[Extracted records]
-*-*-

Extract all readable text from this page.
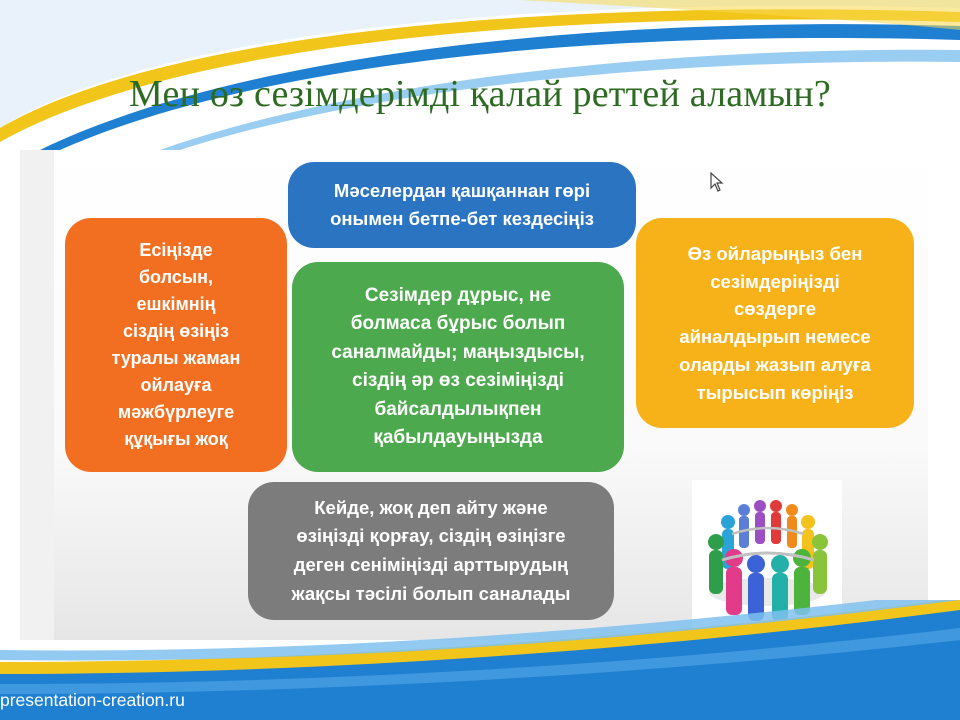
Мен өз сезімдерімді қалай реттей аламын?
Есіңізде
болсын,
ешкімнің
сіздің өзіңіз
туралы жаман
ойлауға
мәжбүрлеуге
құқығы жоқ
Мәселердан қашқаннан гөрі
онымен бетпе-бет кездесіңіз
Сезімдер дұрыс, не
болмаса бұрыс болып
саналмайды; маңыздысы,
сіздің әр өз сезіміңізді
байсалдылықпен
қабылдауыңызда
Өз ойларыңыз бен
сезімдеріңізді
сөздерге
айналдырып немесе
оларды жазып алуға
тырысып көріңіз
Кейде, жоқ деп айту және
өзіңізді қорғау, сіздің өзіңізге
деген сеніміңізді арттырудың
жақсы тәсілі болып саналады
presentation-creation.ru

-*-*-

**Task goal**
In the entries above, find every line holding the word "болып" and copy it out.

**Exercise response**
болмаса бұрыс болып
жақсы тәсілі болып саналады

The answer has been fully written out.